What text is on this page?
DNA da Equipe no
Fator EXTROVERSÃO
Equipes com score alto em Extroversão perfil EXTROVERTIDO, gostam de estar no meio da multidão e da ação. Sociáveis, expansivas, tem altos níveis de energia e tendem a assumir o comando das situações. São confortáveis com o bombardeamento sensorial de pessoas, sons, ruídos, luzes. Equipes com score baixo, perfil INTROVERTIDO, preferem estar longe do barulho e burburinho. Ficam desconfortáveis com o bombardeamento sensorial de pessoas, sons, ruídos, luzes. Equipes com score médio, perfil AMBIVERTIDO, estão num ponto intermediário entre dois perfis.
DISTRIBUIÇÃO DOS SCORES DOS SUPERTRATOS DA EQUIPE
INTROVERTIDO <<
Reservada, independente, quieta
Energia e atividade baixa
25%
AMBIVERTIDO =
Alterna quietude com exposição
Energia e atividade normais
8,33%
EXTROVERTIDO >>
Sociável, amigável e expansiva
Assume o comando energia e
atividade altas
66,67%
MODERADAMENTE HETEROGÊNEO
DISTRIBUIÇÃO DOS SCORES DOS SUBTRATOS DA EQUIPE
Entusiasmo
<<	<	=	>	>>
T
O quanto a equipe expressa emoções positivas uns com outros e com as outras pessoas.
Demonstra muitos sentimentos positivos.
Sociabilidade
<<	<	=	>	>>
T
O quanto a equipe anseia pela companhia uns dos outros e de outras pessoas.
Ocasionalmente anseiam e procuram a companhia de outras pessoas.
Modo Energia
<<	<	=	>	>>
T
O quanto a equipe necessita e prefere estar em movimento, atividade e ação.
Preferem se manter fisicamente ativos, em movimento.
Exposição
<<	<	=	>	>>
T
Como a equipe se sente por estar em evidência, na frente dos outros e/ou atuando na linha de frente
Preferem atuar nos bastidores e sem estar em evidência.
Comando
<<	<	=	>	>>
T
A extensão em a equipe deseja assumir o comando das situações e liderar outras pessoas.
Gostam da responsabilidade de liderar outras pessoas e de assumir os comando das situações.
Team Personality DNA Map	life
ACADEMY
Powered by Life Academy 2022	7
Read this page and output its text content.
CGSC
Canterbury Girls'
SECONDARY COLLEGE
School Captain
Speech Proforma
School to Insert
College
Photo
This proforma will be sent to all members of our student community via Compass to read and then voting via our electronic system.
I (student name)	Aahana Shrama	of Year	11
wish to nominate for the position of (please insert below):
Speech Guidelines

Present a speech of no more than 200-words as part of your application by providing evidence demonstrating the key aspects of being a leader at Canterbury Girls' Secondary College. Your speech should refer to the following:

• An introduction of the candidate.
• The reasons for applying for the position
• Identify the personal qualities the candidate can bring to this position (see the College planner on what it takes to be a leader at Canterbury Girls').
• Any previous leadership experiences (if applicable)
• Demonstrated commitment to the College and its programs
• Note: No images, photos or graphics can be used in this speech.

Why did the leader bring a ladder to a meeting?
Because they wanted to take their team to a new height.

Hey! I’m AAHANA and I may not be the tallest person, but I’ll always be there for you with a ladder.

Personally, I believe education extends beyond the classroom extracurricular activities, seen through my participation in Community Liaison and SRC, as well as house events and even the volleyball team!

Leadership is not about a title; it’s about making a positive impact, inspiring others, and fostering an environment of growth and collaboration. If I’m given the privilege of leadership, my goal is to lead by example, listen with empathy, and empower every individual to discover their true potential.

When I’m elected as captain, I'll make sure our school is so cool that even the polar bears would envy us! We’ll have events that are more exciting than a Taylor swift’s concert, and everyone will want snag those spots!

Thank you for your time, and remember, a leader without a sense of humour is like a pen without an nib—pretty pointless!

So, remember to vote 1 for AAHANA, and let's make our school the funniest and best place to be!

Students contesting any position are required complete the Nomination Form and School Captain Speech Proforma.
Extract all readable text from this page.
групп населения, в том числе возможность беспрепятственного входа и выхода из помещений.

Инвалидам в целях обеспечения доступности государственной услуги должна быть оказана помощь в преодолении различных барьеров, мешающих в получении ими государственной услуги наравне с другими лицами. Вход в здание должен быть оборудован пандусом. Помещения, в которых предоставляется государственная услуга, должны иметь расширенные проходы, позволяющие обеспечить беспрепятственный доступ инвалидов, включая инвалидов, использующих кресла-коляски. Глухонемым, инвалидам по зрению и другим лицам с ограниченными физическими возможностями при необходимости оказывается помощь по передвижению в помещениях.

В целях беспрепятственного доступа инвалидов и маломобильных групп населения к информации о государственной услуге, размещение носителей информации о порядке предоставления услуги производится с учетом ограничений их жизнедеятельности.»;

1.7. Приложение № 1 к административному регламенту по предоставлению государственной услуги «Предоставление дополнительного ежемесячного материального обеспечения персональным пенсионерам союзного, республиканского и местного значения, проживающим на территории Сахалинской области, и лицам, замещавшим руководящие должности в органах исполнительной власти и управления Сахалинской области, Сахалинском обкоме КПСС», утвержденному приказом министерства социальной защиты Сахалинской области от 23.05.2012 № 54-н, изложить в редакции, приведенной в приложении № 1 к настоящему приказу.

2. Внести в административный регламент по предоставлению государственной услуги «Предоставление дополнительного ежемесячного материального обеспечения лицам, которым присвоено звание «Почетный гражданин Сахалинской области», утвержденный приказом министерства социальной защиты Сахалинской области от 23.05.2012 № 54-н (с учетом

☆ ☆ ☆ ☆

**What needs to be done**
Output all preceding records character for character.

**Complete response**
What text is on this page?
DNA da Equipe no
Fator EXTROVERSÃO
Equipes com score alto em Extroversão perfil EXTROVERTIDO, gostam de estar no meio da multidão e da ação. Sociáveis, expansivas, tem altos níveis de energia e tendem a assumir o comando das situações. São confortáveis com o bombardeamento sensorial de pessoas, sons, ruídos, luzes. Equipes com score baixo, perfil INTROVERTIDO, preferem estar longe do barulho e burburinho. Ficam desconfortáveis com o bombardeamento sensorial de pessoas, sons, ruídos, luzes. Equipes com score médio, perfil AMBIVERTIDO, estão num ponto intermediário entre dois perfis.
DISTRIBUIÇÃO DOS SCORES DOS SUPERTRATOS DA EQUIPE
INTROVERTIDO <<
Reservada, independente, quieta
Energia e atividade baixa
25%
AMBIVERTIDO =
Alterna quietude com exposição
Energia e atividade normais
8,33%
EXTROVERTIDO >>
Sociável, amigável e expansiva
Assume o comando energia e
atividade altas
66,67%
MODERADAMENTE HETEROGÊNEO
DISTRIBUIÇÃO DOS SCORES DOS SUBTRATOS DA EQUIPE
Entusiasmo
<<	<	=	>	>>
T
O quanto a equipe expressa emoções positivas uns com outros e com as outras pessoas.
Demonstra muitos sentimentos positivos.
Sociabilidade
<<	<	=	>	>>
T
O quanto a equipe anseia pela companhia uns dos outros e de outras pessoas.
Ocasionalmente anseiam e procuram a companhia de outras pessoas.
Modo Energia
<<	<	=	>	>>
T
O quanto a equipe necessita e prefere estar em movimento, atividade e ação.
Preferem se manter fisicamente ativos, em movimento.
Exposição
<<	<	=	>	>>
T
Como a equipe se sente por estar em evidência, na frente dos outros e/ou atuando na linha de frente
Preferem atuar nos bastidores e sem estar em evidência.
Comando
<<	<	=	>	>>
T
A extensão em a equipe deseja assumir o comando das situações e liderar outras pessoas.
Gostam da responsabilidade de liderar outras pessoas e de assumir os comando das situações.
Team Personality DNA Map	life
ACADEMY
Powered by Life Academy 2022	7
Read this page and output its text content.
CGSC
Canterbury Girls'
SECONDARY COLLEGE
School Captain
Speech Proforma
School to Insert
College
Photo
This proforma will be sent to all members of our student community via Compass to read and then voting via our electronic system.
I (student name)	Aahana Shrama	of Year	11
wish to nominate for the position of (please insert below):
Speech Guidelines

Present a speech of no more than 200-words as part of your application by providing evidence demonstrating the key aspects of being a leader at Canterbury Girls' Secondary College. Your speech should refer to the following:

• An introduction of the candidate.
• The reasons for applying for the position
• Identify the personal qualities the candidate can bring to this position (see the College planner on what it takes to be a leader at Canterbury Girls').
• Any previous leadership experiences (if applicable)
• Demonstrated commitment to the College and its programs
• Note: No images, photos or graphics can be used in this speech.

Why did the leader bring a ladder to a meeting?
Because they wanted to take their team to a new height.

Hey! I’m AAHANA and I may not be the tallest person, but I’ll always be there for you with a ladder.

Personally, I believe education extends beyond the classroom extracurricular activities, seen through my participation in Community Liaison and SRC, as well as house events and even the volleyball team!

Leadership is not about a title; it’s about making a positive impact, inspiring others, and fostering an environment of growth and collaboration. If I’m given the privilege of leadership, my goal is to lead by example, listen with empathy, and empower every individual to discover their true potential.

When I’m elected as captain, I'll make sure our school is so cool that even the polar bears would envy us! We’ll have events that are more exciting than a Taylor swift’s concert, and everyone will want snag those spots!

Thank you for your time, and remember, a leader without a sense of humour is like a pen without an nib—pretty pointless!

So, remember to vote 1 for AAHANA, and let's make our school the funniest and best place to be!

Students contesting any position are required complete the Nomination Form and School Captain Speech Proforma.
Extract all readable text from this page.
групп населения, в том числе возможность беспрепятственного входа и выхода из помещений.

Инвалидам в целях обеспечения доступности государственной услуги должна быть оказана помощь в преодолении различных барьеров, мешающих в получении ими государственной услуги наравне с другими лицами. Вход в здание должен быть оборудован пандусом. Помещения, в которых предоставляется государственная услуга, должны иметь расширенные проходы, позволяющие обеспечить беспрепятственный доступ инвалидов, включая инвалидов, использующих кресла-коляски. Глухонемым, инвалидам по зрению и другим лицам с ограниченными физическими возможностями при необходимости оказывается помощь по передвижению в помещениях.

В целях беспрепятственного доступа инвалидов и маломобильных групп населения к информации о государственной услуге, размещение носителей информации о порядке предоставления услуги производится с учетом ограничений их жизнедеятельности.»;

1.7. Приложение № 1 к административному регламенту по предоставлению государственной услуги «Предоставление дополнительного ежемесячного материального обеспечения персональным пенсионерам союзного, республиканского и местного значения, проживающим на территории Сахалинской области, и лицам, замещавшим руководящие должности в органах исполнительной власти и управления Сахалинской области, Сахалинском обкоме КПСС», утвержденному приказом министерства социальной защиты Сахалинской области от 23.05.2012 № 54-н, изложить в редакции, приведенной в приложении № 1 к настоящему приказу.

2. Внести в административный регламент по предоставлению государственной услуги «Предоставление дополнительного ежемесячного материального обеспечения лицам, которым присвоено звание «Почетный гражданин Сахалинской области», утвержденный приказом министерства социальной защиты Сахалинской области от 23.05.2012 № 54-н (с учетом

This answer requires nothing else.